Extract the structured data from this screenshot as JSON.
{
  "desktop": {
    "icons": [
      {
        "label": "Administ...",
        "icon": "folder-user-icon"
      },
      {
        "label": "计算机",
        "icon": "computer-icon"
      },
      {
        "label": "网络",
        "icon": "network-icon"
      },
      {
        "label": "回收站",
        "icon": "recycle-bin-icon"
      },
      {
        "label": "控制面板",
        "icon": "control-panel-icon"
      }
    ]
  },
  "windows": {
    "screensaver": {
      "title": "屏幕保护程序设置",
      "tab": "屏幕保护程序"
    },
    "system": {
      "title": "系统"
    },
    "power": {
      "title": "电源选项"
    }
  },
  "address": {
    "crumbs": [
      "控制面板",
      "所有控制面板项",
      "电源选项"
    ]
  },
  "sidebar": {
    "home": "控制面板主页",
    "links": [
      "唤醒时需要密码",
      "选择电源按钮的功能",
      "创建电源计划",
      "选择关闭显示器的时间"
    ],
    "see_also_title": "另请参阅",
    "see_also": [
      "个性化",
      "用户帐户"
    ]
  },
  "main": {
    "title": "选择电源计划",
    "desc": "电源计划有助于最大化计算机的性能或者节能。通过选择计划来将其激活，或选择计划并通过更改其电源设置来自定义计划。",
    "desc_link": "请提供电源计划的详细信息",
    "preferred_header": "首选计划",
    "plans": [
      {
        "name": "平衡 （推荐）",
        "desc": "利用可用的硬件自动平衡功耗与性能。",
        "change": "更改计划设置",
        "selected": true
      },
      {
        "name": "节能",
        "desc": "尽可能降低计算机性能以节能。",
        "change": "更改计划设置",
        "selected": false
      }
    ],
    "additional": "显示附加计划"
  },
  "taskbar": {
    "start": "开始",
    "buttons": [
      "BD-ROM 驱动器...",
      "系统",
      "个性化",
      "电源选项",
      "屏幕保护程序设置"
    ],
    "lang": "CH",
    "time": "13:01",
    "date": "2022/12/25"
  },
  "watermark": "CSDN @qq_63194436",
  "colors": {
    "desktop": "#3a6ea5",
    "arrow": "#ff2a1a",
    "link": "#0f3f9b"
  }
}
§ §
§ **WHAT NEEDS TO BE DONE**: Using the entries above, please restate each one word for word.

§ **EXERCISE OUTPUT**:
Extract the structured data from this screenshot as JSON.
{
  "desktop": {
    "icons": [
      {
        "label": "Administ...",
        "icon": "folder-user-icon"
      },
      {
        "label": "计算机",
        "icon": "computer-icon"
      },
      {
        "label": "网络",
        "icon": "network-icon"
      },
      {
        "label": "回收站",
        "icon": "recycle-bin-icon"
      },
      {
        "label": "控制面板",
        "icon": "control-panel-icon"
      }
    ]
  },
  "windows": {
    "screensaver": {
      "title": "屏幕保护程序设置",
      "tab": "屏幕保护程序"
    },
    "system": {
      "title": "系统"
    },
    "power": {
      "title": "电源选项"
    }
  },
  "address": {
    "crumbs": [
      "控制面板",
      "所有控制面板项",
      "电源选项"
    ]
  },
  "sidebar": {
    "home": "控制面板主页",
    "links": [
      "唤醒时需要密码",
      "选择电源按钮的功能",
      "创建电源计划",
      "选择关闭显示器的时间"
    ],
    "see_also_title": "另请参阅",
    "see_also": [
      "个性化",
      "用户帐户"
    ]
  },
  "main": {
    "title": "选择电源计划",
    "desc": "电源计划有助于最大化计算机的性能或者节能。通过选择计划来将其激活，或选择计划并通过更改其电源设置来自定义计划。",
    "desc_link": "请提供电源计划的详细信息",
    "preferred_header": "首选计划",
    "plans": [
      {
        "name": "平衡 （推荐）",
        "desc": "利用可用的硬件自动平衡功耗与性能。",
        "change": "更改计划设置",
        "selected": true
      },
      {
        "name": "节能",
        "desc": "尽可能降低计算机性能以节能。",
        "change": "更改计划设置",
        "selected": false
      }
    ],
    "additional": "显示附加计划"
  },
  "taskbar": {
    "start": "开始",
    "buttons": [
      "BD-ROM 驱动器...",
      "系统",
      "个性化",
      "电源选项",
      "屏幕保护程序设置"
    ],
    "lang": "CH",
    "time": "13:01",
    "date": "2022/12/25"
  },
  "watermark": "CSDN @qq_63194436",
  "colors": {
    "desktop": "#3a6ea5",
    "arrow": "#ff2a1a",
    "link": "#0f3f9b"
  }
}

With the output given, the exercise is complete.